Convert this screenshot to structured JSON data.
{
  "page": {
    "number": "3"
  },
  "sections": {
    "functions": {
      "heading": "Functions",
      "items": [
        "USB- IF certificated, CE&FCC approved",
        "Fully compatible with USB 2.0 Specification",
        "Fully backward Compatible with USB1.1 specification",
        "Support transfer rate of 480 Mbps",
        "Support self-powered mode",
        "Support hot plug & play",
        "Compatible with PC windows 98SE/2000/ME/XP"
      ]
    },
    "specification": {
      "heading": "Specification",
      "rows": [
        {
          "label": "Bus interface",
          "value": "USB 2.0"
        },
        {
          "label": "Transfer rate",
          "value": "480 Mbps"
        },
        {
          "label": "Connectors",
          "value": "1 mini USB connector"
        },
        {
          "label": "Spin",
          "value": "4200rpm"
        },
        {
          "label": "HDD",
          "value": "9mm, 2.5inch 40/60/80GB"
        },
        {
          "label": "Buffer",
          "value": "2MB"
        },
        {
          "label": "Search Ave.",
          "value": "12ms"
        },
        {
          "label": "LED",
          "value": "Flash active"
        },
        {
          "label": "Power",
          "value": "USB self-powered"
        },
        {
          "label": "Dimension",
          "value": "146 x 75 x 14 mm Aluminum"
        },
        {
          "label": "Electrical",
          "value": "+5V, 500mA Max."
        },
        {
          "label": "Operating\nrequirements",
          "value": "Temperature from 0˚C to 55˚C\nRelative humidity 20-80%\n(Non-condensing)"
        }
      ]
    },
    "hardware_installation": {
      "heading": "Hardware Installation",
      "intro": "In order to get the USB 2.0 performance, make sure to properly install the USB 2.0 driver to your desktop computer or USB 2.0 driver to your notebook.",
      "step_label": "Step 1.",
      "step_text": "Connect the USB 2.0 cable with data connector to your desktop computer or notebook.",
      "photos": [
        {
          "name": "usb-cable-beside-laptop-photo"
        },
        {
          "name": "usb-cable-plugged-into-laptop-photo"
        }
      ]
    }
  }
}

| Written exercise |
Each line of the listing should be echoed back exactly.

| Output below |
Convert this screenshot to structured JSON data.
{
  "page": {
    "number": "3"
  },
  "sections": {
    "functions": {
      "heading": "Functions",
      "items": [
        "USB- IF certificated, CE&FCC approved",
        "Fully compatible with USB 2.0 Specification",
        "Fully backward Compatible with USB1.1 specification",
        "Support transfer rate of 480 Mbps",
        "Support self-powered mode",
        "Support hot plug & play",
        "Compatible with PC windows 98SE/2000/ME/XP"
      ]
    },
    "specification": {
      "heading": "Specification",
      "rows": [
        {
          "label": "Bus interface",
          "value": "USB 2.0"
        },
        {
          "label": "Transfer rate",
          "value": "480 Mbps"
        },
        {
          "label": "Connectors",
          "value": "1 mini USB connector"
        },
        {
          "label": "Spin",
          "value": "4200rpm"
        },
        {
          "label": "HDD",
          "value": "9mm, 2.5inch 40/60/80GB"
        },
        {
          "label": "Buffer",
          "value": "2MB"
        },
        {
          "label": "Search Ave.",
          "value": "12ms"
        },
        {
          "label": "LED",
          "value": "Flash active"
        },
        {
          "label": "Power",
          "value": "USB self-powered"
        },
        {
          "label": "Dimension",
          "value": "146 x 75 x 14 mm Aluminum"
        },
        {
          "label": "Electrical",
          "value": "+5V, 500mA Max."
        },
        {
          "label": "Operating\nrequirements",
          "value": "Temperature from 0˚C to 55˚C\nRelative humidity 20-80%\n(Non-condensing)"
        }
      ]
    },
    "hardware_installation": {
      "heading": "Hardware Installation",
      "intro": "In order to get the USB 2.0 performance, make sure to properly install the USB 2.0 driver to your desktop computer or USB 2.0 driver to your notebook.",
      "step_label": "Step 1.",
      "step_text": "Connect the USB 2.0 cable with data connector to your desktop computer or notebook.",
      "photos": [
        {
          "name": "usb-cable-beside-laptop-photo"
        },
        {
          "name": "usb-cable-plugged-into-laptop-photo"
        }
      ]
    }
  }
}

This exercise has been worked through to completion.